Provided data

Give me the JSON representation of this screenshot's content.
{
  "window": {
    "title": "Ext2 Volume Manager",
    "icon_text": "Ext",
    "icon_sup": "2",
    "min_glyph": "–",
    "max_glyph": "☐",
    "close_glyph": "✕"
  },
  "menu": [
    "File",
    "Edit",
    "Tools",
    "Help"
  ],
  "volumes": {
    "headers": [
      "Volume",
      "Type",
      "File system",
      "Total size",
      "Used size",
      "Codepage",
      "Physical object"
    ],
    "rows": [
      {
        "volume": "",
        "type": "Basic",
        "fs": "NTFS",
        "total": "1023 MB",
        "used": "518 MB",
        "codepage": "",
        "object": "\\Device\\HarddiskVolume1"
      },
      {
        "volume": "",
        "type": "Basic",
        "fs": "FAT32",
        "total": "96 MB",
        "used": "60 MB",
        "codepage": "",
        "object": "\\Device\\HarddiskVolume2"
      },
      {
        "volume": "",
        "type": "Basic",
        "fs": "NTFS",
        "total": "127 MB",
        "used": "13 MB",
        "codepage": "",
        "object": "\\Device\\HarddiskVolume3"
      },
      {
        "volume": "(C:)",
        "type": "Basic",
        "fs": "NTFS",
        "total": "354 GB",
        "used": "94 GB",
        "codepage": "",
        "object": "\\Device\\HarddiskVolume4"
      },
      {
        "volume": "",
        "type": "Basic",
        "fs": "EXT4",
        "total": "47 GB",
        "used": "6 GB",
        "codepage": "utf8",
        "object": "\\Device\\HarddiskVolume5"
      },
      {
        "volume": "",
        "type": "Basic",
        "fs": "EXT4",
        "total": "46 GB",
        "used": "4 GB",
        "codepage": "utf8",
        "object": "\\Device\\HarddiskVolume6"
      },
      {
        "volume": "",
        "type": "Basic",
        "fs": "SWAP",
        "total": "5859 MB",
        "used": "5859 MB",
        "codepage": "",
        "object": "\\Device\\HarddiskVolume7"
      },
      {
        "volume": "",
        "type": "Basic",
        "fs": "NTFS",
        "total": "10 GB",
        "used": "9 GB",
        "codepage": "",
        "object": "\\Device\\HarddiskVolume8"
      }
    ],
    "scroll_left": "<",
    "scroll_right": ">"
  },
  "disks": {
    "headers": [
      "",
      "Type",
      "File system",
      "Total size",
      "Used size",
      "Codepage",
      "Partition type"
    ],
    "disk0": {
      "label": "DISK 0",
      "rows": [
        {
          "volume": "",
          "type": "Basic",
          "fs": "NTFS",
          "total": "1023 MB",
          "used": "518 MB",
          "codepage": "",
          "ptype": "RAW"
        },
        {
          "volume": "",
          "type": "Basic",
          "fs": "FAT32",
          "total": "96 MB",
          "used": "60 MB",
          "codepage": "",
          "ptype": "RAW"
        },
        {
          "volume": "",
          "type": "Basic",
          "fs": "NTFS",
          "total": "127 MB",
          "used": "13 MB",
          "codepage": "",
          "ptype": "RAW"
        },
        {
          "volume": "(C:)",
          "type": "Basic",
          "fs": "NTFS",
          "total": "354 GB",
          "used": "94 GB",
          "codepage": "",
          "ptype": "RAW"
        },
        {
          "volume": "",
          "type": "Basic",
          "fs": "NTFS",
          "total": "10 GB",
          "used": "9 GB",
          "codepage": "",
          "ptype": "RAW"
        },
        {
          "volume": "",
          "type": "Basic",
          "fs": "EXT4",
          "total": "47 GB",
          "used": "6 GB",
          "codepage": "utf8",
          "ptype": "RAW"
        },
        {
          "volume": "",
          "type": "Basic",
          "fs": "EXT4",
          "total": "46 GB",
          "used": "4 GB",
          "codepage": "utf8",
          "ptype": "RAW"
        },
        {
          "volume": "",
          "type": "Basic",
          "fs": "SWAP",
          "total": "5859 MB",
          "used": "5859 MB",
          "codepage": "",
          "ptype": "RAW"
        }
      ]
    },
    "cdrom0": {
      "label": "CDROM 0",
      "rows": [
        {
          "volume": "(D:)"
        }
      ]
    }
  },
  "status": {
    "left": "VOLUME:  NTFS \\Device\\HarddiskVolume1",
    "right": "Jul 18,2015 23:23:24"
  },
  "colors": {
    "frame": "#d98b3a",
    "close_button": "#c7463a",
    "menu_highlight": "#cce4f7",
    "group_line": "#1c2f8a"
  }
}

* * *

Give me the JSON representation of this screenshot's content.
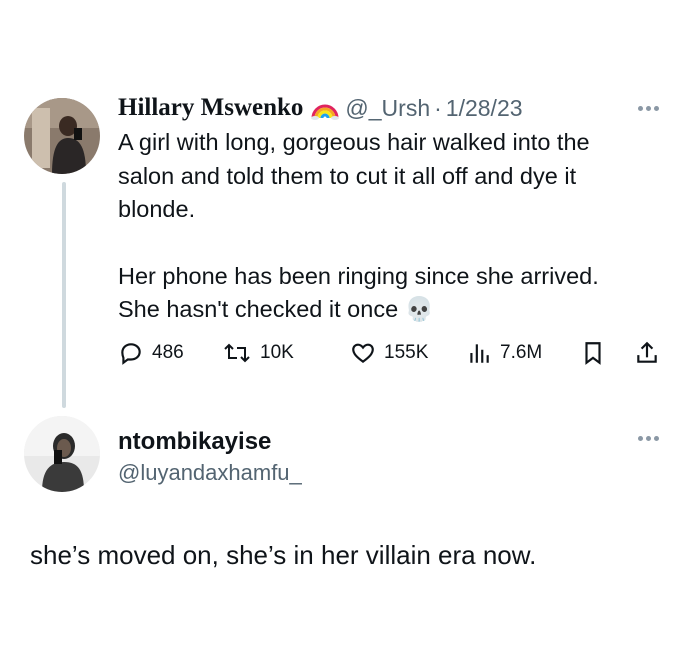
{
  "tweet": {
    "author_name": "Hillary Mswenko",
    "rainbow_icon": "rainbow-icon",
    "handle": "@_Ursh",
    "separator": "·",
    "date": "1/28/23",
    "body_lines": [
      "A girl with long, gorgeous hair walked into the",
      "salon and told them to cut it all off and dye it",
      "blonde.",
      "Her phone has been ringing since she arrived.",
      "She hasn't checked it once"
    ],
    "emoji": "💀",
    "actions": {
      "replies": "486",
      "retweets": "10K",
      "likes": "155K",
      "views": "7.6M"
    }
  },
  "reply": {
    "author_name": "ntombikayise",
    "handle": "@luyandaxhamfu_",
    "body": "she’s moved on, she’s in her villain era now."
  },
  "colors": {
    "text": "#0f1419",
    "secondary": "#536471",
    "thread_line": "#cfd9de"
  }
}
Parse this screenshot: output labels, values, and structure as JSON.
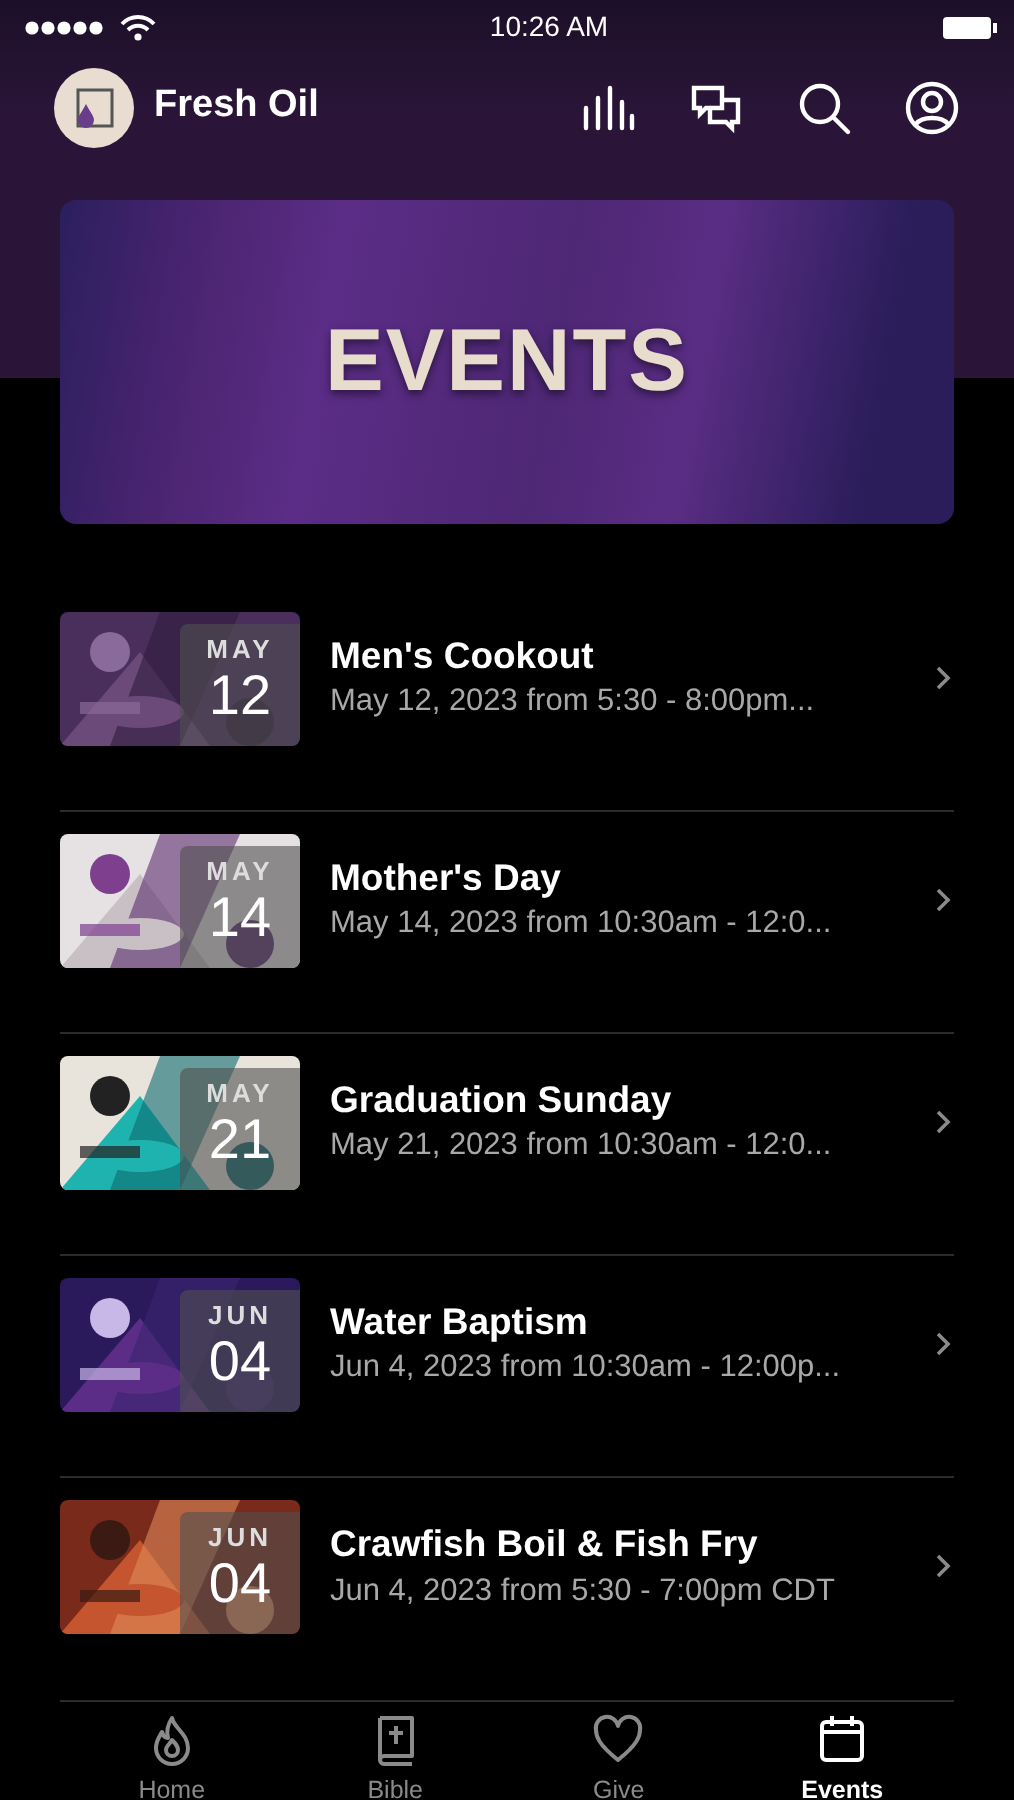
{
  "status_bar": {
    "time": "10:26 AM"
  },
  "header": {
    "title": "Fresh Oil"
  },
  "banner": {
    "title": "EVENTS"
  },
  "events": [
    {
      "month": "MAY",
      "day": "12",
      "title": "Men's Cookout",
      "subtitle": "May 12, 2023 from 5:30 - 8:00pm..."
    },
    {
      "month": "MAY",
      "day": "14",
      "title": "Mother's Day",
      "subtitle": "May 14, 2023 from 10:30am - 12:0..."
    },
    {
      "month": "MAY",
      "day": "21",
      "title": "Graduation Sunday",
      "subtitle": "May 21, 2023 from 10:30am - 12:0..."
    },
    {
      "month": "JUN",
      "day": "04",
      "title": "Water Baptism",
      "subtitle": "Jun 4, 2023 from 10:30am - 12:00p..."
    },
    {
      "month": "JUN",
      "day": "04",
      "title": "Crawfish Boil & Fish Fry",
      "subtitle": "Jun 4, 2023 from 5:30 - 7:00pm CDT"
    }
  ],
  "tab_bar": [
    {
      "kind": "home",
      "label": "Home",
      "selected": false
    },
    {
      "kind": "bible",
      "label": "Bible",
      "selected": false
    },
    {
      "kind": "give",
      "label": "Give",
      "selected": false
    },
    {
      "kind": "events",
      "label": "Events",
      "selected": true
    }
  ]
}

What you have to do
Locate the lines above that contain "kind" and copy them.

Exercise answer
      "kind": "home",
      "kind": "bible",
      "kind": "give",
      "kind": "events",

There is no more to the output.